Data to process:
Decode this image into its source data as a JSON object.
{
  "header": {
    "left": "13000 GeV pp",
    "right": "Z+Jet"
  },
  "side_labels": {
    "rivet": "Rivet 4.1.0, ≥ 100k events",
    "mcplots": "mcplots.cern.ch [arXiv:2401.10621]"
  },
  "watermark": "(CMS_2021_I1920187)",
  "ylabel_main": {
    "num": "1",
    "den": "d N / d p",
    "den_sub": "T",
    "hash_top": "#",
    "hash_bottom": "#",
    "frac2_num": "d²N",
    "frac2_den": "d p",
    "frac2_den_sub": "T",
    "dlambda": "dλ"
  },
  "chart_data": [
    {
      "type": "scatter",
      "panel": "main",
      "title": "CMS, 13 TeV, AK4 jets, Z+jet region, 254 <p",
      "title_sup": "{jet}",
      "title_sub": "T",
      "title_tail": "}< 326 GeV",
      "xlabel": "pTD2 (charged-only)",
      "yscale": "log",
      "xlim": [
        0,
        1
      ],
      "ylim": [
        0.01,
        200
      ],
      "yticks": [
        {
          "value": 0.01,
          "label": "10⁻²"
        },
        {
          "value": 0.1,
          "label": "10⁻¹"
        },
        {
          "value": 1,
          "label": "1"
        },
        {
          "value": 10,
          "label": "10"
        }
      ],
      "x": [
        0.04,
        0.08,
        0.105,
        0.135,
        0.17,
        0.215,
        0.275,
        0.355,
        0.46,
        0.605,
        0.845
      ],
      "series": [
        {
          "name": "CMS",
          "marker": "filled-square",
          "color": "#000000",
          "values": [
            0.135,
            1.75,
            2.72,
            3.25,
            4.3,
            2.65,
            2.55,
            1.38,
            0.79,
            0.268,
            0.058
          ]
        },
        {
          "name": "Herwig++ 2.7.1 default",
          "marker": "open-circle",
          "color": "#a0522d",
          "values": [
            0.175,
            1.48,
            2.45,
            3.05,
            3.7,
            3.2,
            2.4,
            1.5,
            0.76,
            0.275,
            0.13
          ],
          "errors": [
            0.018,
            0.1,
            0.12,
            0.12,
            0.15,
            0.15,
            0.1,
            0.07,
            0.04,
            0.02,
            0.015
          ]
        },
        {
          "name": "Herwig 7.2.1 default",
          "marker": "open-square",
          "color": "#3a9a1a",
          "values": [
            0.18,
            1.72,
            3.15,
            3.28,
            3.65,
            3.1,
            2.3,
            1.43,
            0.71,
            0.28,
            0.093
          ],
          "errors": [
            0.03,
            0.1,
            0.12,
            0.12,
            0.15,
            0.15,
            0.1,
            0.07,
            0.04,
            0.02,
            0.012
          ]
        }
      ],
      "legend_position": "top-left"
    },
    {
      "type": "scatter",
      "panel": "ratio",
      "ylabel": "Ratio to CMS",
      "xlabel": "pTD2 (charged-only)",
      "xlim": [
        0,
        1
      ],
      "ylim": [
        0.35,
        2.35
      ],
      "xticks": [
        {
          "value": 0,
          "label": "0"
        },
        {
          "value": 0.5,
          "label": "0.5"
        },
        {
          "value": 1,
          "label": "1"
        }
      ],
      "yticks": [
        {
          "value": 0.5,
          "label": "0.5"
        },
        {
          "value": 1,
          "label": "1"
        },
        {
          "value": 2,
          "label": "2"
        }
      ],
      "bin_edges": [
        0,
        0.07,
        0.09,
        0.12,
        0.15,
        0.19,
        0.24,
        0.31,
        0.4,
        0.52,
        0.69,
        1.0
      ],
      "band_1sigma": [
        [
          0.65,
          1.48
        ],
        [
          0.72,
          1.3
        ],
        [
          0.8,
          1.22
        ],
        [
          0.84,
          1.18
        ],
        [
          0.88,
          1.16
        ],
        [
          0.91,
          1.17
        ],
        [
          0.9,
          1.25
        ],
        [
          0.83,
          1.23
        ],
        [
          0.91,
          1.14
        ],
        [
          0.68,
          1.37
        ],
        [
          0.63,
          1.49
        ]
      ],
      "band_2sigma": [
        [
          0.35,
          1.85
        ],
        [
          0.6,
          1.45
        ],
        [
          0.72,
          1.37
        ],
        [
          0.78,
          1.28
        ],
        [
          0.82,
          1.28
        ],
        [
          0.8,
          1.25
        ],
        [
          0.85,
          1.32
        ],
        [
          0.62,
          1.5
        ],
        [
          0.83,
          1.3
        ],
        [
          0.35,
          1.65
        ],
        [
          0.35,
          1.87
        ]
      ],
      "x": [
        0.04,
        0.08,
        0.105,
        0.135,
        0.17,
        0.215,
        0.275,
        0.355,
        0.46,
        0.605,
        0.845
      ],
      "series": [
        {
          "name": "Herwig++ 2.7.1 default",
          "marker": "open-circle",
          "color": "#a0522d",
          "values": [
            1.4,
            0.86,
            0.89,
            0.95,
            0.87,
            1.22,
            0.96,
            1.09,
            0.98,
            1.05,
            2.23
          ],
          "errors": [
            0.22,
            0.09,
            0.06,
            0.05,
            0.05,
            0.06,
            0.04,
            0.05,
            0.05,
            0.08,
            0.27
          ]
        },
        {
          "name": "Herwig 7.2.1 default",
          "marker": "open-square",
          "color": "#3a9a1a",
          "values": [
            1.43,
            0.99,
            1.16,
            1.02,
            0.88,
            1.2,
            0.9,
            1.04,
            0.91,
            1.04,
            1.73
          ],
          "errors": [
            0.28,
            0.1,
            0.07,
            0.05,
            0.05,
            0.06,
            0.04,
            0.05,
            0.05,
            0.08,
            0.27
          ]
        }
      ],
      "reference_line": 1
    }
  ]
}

Exercise aim: Retype every record above exactly as it appears.

Task response:
Decode this image into its source data as a JSON object.
{
  "header": {
    "left": "13000 GeV pp",
    "right": "Z+Jet"
  },
  "side_labels": {
    "rivet": "Rivet 4.1.0, ≥ 100k events",
    "mcplots": "mcplots.cern.ch [arXiv:2401.10621]"
  },
  "watermark": "(CMS_2021_I1920187)",
  "ylabel_main": {
    "num": "1",
    "den": "d N / d p",
    "den_sub": "T",
    "hash_top": "#",
    "hash_bottom": "#",
    "frac2_num": "d²N",
    "frac2_den": "d p",
    "frac2_den_sub": "T",
    "dlambda": "dλ"
  },
  "chart_data": [
    {
      "type": "scatter",
      "panel": "main",
      "title": "CMS, 13 TeV, AK4 jets, Z+jet region, 254 <p",
      "title_sup": "{jet}",
      "title_sub": "T",
      "title_tail": "}< 326 GeV",
      "xlabel": "pTD2 (charged-only)",
      "yscale": "log",
      "xlim": [
        0,
        1
      ],
      "ylim": [
        0.01,
        200
      ],
      "yticks": [
        {
          "value": 0.01,
          "label": "10⁻²"
        },
        {
          "value": 0.1,
          "label": "10⁻¹"
        },
        {
          "value": 1,
          "label": "1"
        },
        {
          "value": 10,
          "label": "10"
        }
      ],
      "x": [
        0.04,
        0.08,
        0.105,
        0.135,
        0.17,
        0.215,
        0.275,
        0.355,
        0.46,
        0.605,
        0.845
      ],
      "series": [
        {
          "name": "CMS",
          "marker": "filled-square",
          "color": "#000000",
          "values": [
            0.135,
            1.75,
            2.72,
            3.25,
            4.3,
            2.65,
            2.55,
            1.38,
            0.79,
            0.268,
            0.058
          ]
        },
        {
          "name": "Herwig++ 2.7.1 default",
          "marker": "open-circle",
          "color": "#a0522d",
          "values": [
            0.175,
            1.48,
            2.45,
            3.05,
            3.7,
            3.2,
            2.4,
            1.5,
            0.76,
            0.275,
            0.13
          ],
          "errors": [
            0.018,
            0.1,
            0.12,
            0.12,
            0.15,
            0.15,
            0.1,
            0.07,
            0.04,
            0.02,
            0.015
          ]
        },
        {
          "name": "Herwig 7.2.1 default",
          "marker": "open-square",
          "color": "#3a9a1a",
          "values": [
            0.18,
            1.72,
            3.15,
            3.28,
            3.65,
            3.1,
            2.3,
            1.43,
            0.71,
            0.28,
            0.093
          ],
          "errors": [
            0.03,
            0.1,
            0.12,
            0.12,
            0.15,
            0.15,
            0.1,
            0.07,
            0.04,
            0.02,
            0.012
          ]
        }
      ],
      "legend_position": "top-left"
    },
    {
      "type": "scatter",
      "panel": "ratio",
      "ylabel": "Ratio to CMS",
      "xlabel": "pTD2 (charged-only)",
      "xlim": [
        0,
        1
      ],
      "ylim": [
        0.35,
        2.35
      ],
      "xticks": [
        {
          "value": 0,
          "label": "0"
        },
        {
          "value": 0.5,
          "label": "0.5"
        },
        {
          "value": 1,
          "label": "1"
        }
      ],
      "yticks": [
        {
          "value": 0.5,
          "label": "0.5"
        },
        {
          "value": 1,
          "label": "1"
        },
        {
          "value": 2,
          "label": "2"
        }
      ],
      "bin_edges": [
        0,
        0.07,
        0.09,
        0.12,
        0.15,
        0.19,
        0.24,
        0.31,
        0.4,
        0.52,
        0.69,
        1.0
      ],
      "band_1sigma": [
        [
          0.65,
          1.48
        ],
        [
          0.72,
          1.3
        ],
        [
          0.8,
          1.22
        ],
        [
          0.84,
          1.18
        ],
        [
          0.88,
          1.16
        ],
        [
          0.91,
          1.17
        ],
        [
          0.9,
          1.25
        ],
        [
          0.83,
          1.23
        ],
        [
          0.91,
          1.14
        ],
        [
          0.68,
          1.37
        ],
        [
          0.63,
          1.49
        ]
      ],
      "band_2sigma": [
        [
          0.35,
          1.85
        ],
        [
          0.6,
          1.45
        ],
        [
          0.72,
          1.37
        ],
        [
          0.78,
          1.28
        ],
        [
          0.82,
          1.28
        ],
        [
          0.8,
          1.25
        ],
        [
          0.85,
          1.32
        ],
        [
          0.62,
          1.5
        ],
        [
          0.83,
          1.3
        ],
        [
          0.35,
          1.65
        ],
        [
          0.35,
          1.87
        ]
      ],
      "x": [
        0.04,
        0.08,
        0.105,
        0.135,
        0.17,
        0.215,
        0.275,
        0.355,
        0.46,
        0.605,
        0.845
      ],
      "series": [
        {
          "name": "Herwig++ 2.7.1 default",
          "marker": "open-circle",
          "color": "#a0522d",
          "values": [
            1.4,
            0.86,
            0.89,
            0.95,
            0.87,
            1.22,
            0.96,
            1.09,
            0.98,
            1.05,
            2.23
          ],
          "errors": [
            0.22,
            0.09,
            0.06,
            0.05,
            0.05,
            0.06,
            0.04,
            0.05,
            0.05,
            0.08,
            0.27
          ]
        },
        {
          "name": "Herwig 7.2.1 default",
          "marker": "open-square",
          "color": "#3a9a1a",
          "values": [
            1.43,
            0.99,
            1.16,
            1.02,
            0.88,
            1.2,
            0.9,
            1.04,
            0.91,
            1.04,
            1.73
          ],
          "errors": [
            0.28,
            0.1,
            0.07,
            0.05,
            0.05,
            0.06,
            0.04,
            0.05,
            0.05,
            0.08,
            0.27
          ]
        }
      ],
      "reference_line": 1
    }
  ]
}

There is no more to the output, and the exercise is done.